(Saved entries)
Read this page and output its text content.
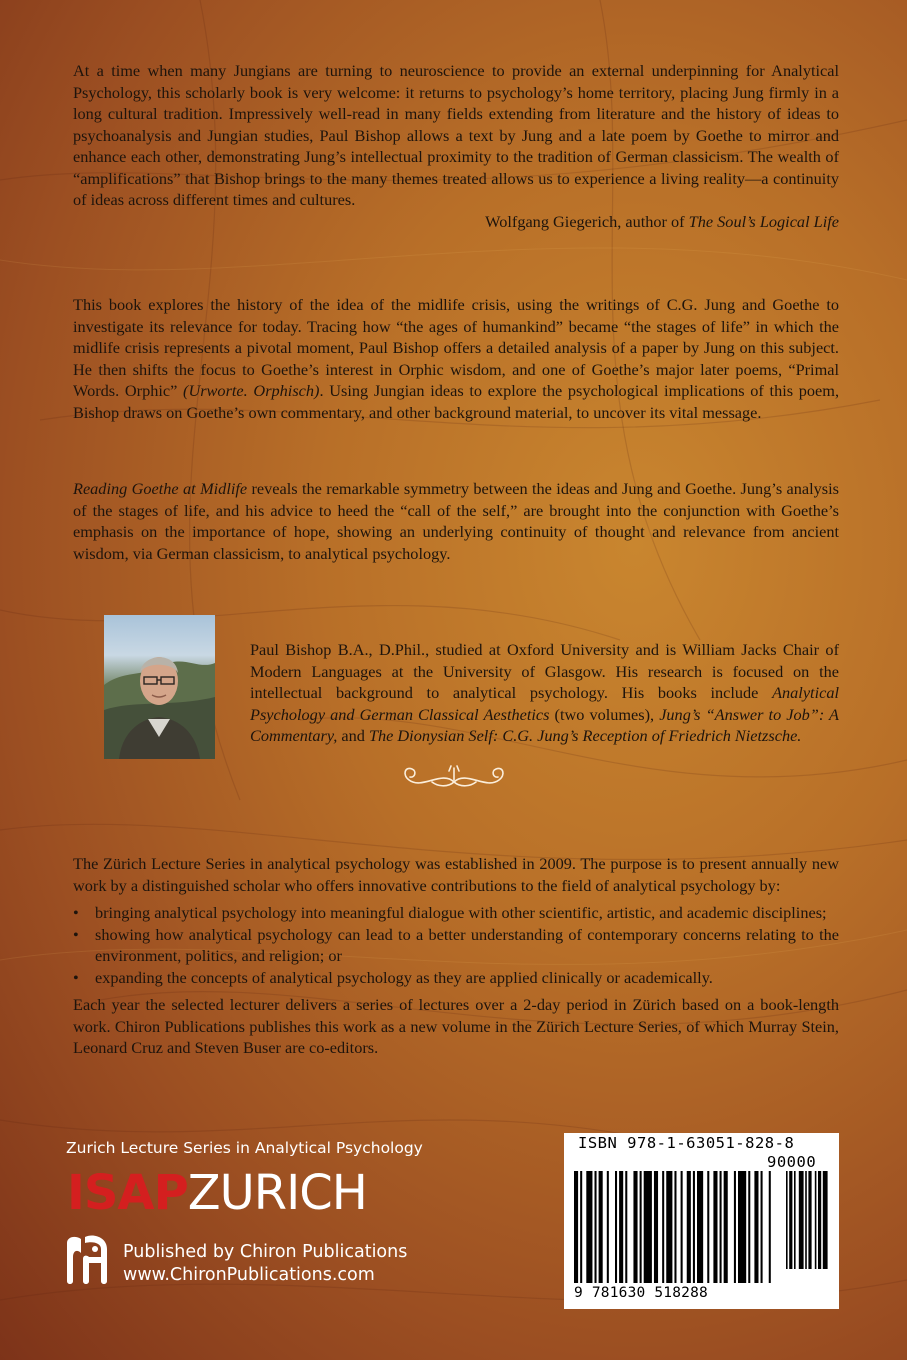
At a time when many Jungians are turning to neuroscience to provide an external underpinning for Analytical Psychology, this scholarly book is very welcome: it returns to psychology’s home territory, placing Jung firmly in a long cultural tradition. Impressively well-read in many fields extending from literature and the history of ideas to psychoanalysis and Jungian studies, Paul Bishop allows a text by Jung and a late poem by Goethe to mirror and enhance each other, demonstrating Jung’s intellectual proximity to the tradition of German classicism. The wealth of “amplifications” that Bishop brings to the many themes treated allows us to experience a living reality—a continuity of ideas across different times and cultures.

Wolfgang Giegerich, author of The Soul’s Logical Life

This book explores the history of the idea of the midlife crisis, using the writings of C.G. Jung and Goethe to investigate its relevance for today. Tracing how “the ages of humankind” became “the stages of life” in which the midlife crisis represents a pivotal moment, Paul Bishop offers a detailed analysis of a paper by Jung on this subject. He then shifts the focus to Goethe’s interest in Orphic wisdom, and one of Goethe’s major later poems, “Primal Words. Orphic” (Urworte. Orphisch). Using Jungian ideas to explore the psychological implications of this poem, Bishop draws on Goethe’s own commentary, and other background material, to uncover its vital message.

Reading Goethe at Midlife reveals the remarkable symmetry between the ideas and Jung and Goethe. Jung’s analysis of the stages of life, and his advice to heed the “call of the self,” are brought into the conjunction with Goethe’s emphasis on the importance of hope, showing an underlying continuity of thought and relevance from ancient wisdom, via German classicism, to analytical psychology.

Paul Bishop B.A., D.Phil., studied at Oxford University and is William Jacks Chair of Modern Languages at the University of Glasgow. His research is focused on the intellectual background to analytical psychology. His books include Analytical Psychology and German Classical Aesthetics (two volumes), Jung’s “Answer to Job”: A Commentary, and The Dionysian Self: C.G. Jung’s Reception of Friedrich Nietzsche.

The Zürich Lecture Series in analytical psychology was established in 2009. The purpose is to present annually new work by a distinguished scholar who offers innovative contributions to the field of analytical psychology by:

• bringing analytical psychology into meaningful dialogue with other scientific, artistic, and academic disciplines;
• showing how analytical psychology can lead to a better understanding of contemporary concerns relating to the environment, politics, and religion; or
• expanding the concepts of analytical psychology as they are applied clinically or academically.

Each year the selected lecturer delivers a series of lectures over a 2-day period in Zürich based on a book-length work. Chiron Publications publishes this work as a new volume in the Zürich Lecture Series, of which Murray Stein, Leonard Cruz and Steven Buser are co-editors.

Zurich Lecture Series in Analytical Psychology
ISAPZURICH
Published by Chiron Publications
www.ChironPublications.com
ISBN 978-1-63051-828-8
90000
9 781630 518288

[To do] From the listing, extract all text exactly as given and drop any picture.

[Answer in full]
Read this page and output its text content.
At a time when many Jungians are turning to neuroscience to provide an external underpinning for Analytical Psychology, this scholarly book is very welcome: it returns to psychology’s home territory, placing Jung firmly in a long cultural tradition. Impressively well-read in many fields extending from literature and the history of ideas to psychoanalysis and Jungian studies, Paul Bishop allows a text by Jung and a late poem by Goethe to mirror and enhance each other, demonstrating Jung’s intellectual proximity to the tradition of German classicism. The wealth of “amplifications” that Bishop brings to the many themes treated allows us to experience a living reality—a continuity of ideas across different times and cultures.

Wolfgang Giegerich, author of The Soul’s Logical Life

This book explores the history of the idea of the midlife crisis, using the writings of C.G. Jung and Goethe to investigate its relevance for today. Tracing how “the ages of humankind” became “the stages of life” in which the midlife crisis represents a pivotal moment, Paul Bishop offers a detailed analysis of a paper by Jung on this subject. He then shifts the focus to Goethe’s interest in Orphic wisdom, and one of Goethe’s major later poems, “Primal Words. Orphic” (Urworte. Orphisch). Using Jungian ideas to explore the psychological implications of this poem, Bishop draws on Goethe’s own commentary, and other background material, to uncover its vital message.

Reading Goethe at Midlife reveals the remarkable symmetry between the ideas and Jung and Goethe. Jung’s analysis of the stages of life, and his advice to heed the “call of the self,” are brought into the conjunction with Goethe’s emphasis on the importance of hope, showing an underlying continuity of thought and relevance from ancient wisdom, via German classicism, to analytical psychology.

Paul Bishop B.A., D.Phil., studied at Oxford University and is William Jacks Chair of Modern Languages at the University of Glasgow. His research is focused on the intellectual background to analytical psychology. His books include Analytical Psychology and German Classical Aesthetics (two volumes), Jung’s “Answer to Job”: A Commentary, and The Dionysian Self: C.G. Jung’s Reception of Friedrich Nietzsche.

The Zürich Lecture Series in analytical psychology was established in 2009. The purpose is to present annually new work by a distinguished scholar who offers innovative contributions to the field of analytical psychology by:

• bringing analytical psychology into meaningful dialogue with other scientific, artistic, and academic disciplines;
• showing how analytical psychology can lead to a better understanding of contemporary concerns relating to the environment, politics, and religion; or
• expanding the concepts of analytical psychology as they are applied clinically or academically.

Each year the selected lecturer delivers a series of lectures over a 2-day period in Zürich based on a book-length work. Chiron Publications publishes this work as a new volume in the Zürich Lecture Series, of which Murray Stein, Leonard Cruz and Steven Buser are co-editors.

Zurich Lecture Series in Analytical Psychology
ISAPZURICH
Published by Chiron Publications
www.ChironPublications.com
ISBN 978-1-63051-828-8
90000
9 781630 518288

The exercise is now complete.